-- begin EXERCISE DATA --
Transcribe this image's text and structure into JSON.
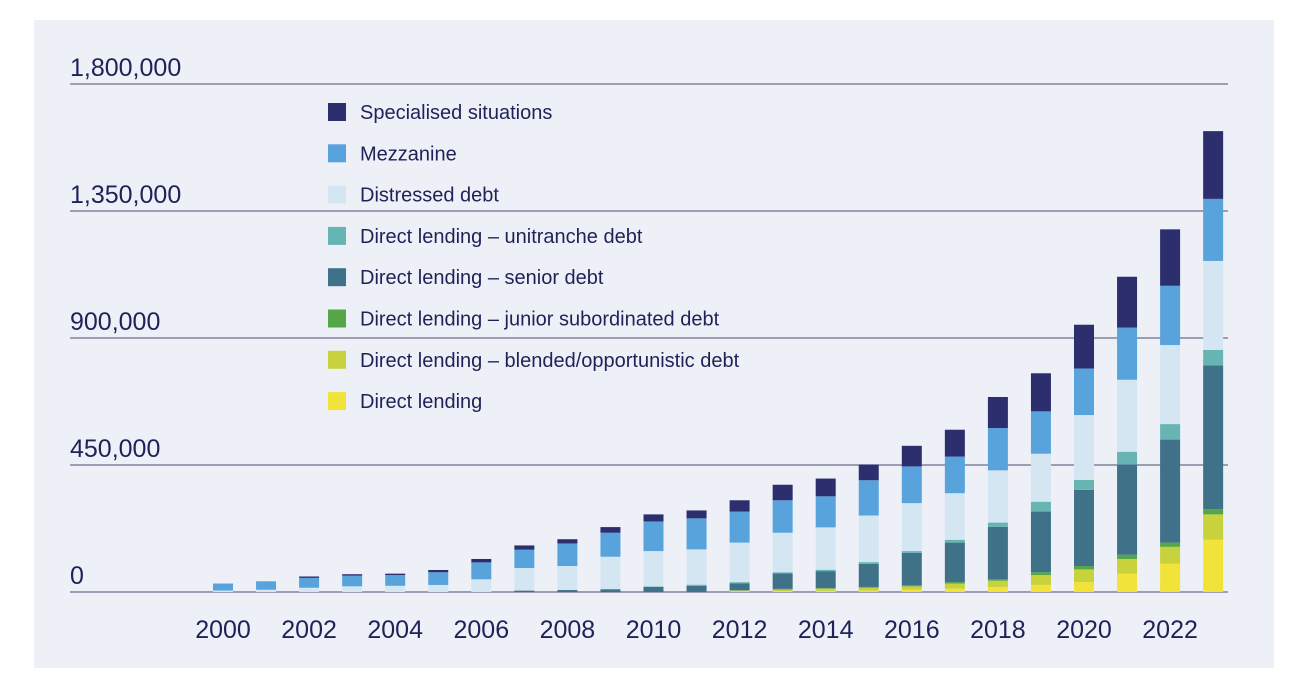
{
  "chart_data": {
    "type": "bar",
    "stacked": true,
    "title": "",
    "xlabel": "",
    "ylabel": "",
    "ylim": [
      0,
      1800000
    ],
    "y_ticks": [
      "0",
      "450,000",
      "900,000",
      "1,350,000",
      "1,800,000"
    ],
    "y_tick_values": [
      0,
      450000,
      900000,
      1350000,
      1800000
    ],
    "x_tick_labels": [
      "2000",
      "2002",
      "2004",
      "2006",
      "2008",
      "2010",
      "2012",
      "2014",
      "2016",
      "2018",
      "2020",
      "2022"
    ],
    "categories": [
      "2000",
      "2001",
      "2002",
      "2003",
      "2004",
      "2005",
      "2006",
      "2007",
      "2008",
      "2009",
      "2010",
      "2011",
      "2012",
      "2013",
      "2014",
      "2015",
      "2016",
      "2017",
      "2018",
      "2019",
      "2020",
      "2021",
      "2022",
      "2023"
    ],
    "grid": "horizontal",
    "legend_position": "top-left",
    "series": [
      {
        "name": "Direct lending",
        "color": "#f2e33a",
        "values": [
          0,
          0,
          0,
          0,
          0,
          0,
          0,
          0,
          0,
          0,
          0,
          0,
          2000,
          3000,
          4000,
          5000,
          8000,
          12000,
          18000,
          25000,
          35000,
          65000,
          100000,
          185000
        ]
      },
      {
        "name": "Direct lending – blended/opportunistic debt",
        "color": "#c8d23c",
        "values": [
          0,
          0,
          0,
          0,
          0,
          0,
          0,
          0,
          0,
          0,
          0,
          0,
          3000,
          6000,
          8000,
          10000,
          12000,
          18000,
          22000,
          35000,
          45000,
          52000,
          60000,
          90000
        ]
      },
      {
        "name": "Direct lending – junior subordinated debt",
        "color": "#54a646",
        "values": [
          0,
          0,
          0,
          0,
          0,
          0,
          0,
          0,
          0,
          0,
          0,
          0,
          1000,
          2000,
          2000,
          3000,
          4000,
          5000,
          6000,
          10000,
          12000,
          15000,
          15000,
          18000
        ]
      },
      {
        "name": "Direct lending – senior debt",
        "color": "#3f7189",
        "values": [
          0,
          0,
          0,
          0,
          0,
          0,
          0,
          5000,
          7000,
          10000,
          18000,
          22000,
          25000,
          55000,
          60000,
          82000,
          115000,
          140000,
          185000,
          215000,
          270000,
          320000,
          365000,
          510000
        ]
      },
      {
        "name": "Direct lending – unitranche debt",
        "color": "#67b5b3",
        "values": [
          0,
          0,
          0,
          0,
          0,
          0,
          0,
          0,
          0,
          0,
          2000,
          4000,
          4000,
          4000,
          5000,
          6000,
          6000,
          10000,
          15000,
          35000,
          35000,
          45000,
          55000,
          55000
        ]
      },
      {
        "name": "Distressed debt",
        "color": "#d5e6f3",
        "values": [
          5000,
          8000,
          15000,
          20000,
          22000,
          25000,
          45000,
          80000,
          85000,
          115000,
          125000,
          125000,
          140000,
          140000,
          150000,
          165000,
          170000,
          165000,
          185000,
          170000,
          230000,
          255000,
          280000,
          315000
        ]
      },
      {
        "name": "Mezzanine",
        "color": "#59a3dc",
        "values": [
          25000,
          30000,
          35000,
          38000,
          38000,
          45000,
          60000,
          65000,
          80000,
          85000,
          105000,
          110000,
          110000,
          115000,
          110000,
          125000,
          130000,
          130000,
          150000,
          150000,
          165000,
          185000,
          210000,
          220000
        ]
      },
      {
        "name": "Specialised situations",
        "color": "#2c2e6e",
        "values": [
          0,
          0,
          5000,
          5000,
          5000,
          8000,
          12000,
          15000,
          15000,
          20000,
          25000,
          28000,
          40000,
          55000,
          63000,
          56000,
          73000,
          95000,
          110000,
          135000,
          155000,
          180000,
          200000,
          240000
        ]
      }
    ]
  }
}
-- end EXERCISE DATA --
[TASK DIRECTIONS]:
Copy the lines from the entries above in which the word "color" appears.

[EXERCISE RESPONSE]:
        "color": "#f2e33a",
        "color": "#c8d23c",
        "color": "#54a646",
        "color": "#3f7189",
        "color": "#67b5b3",
        "color": "#d5e6f3",
        "color": "#59a3dc",
        "color": "#2c2e6e",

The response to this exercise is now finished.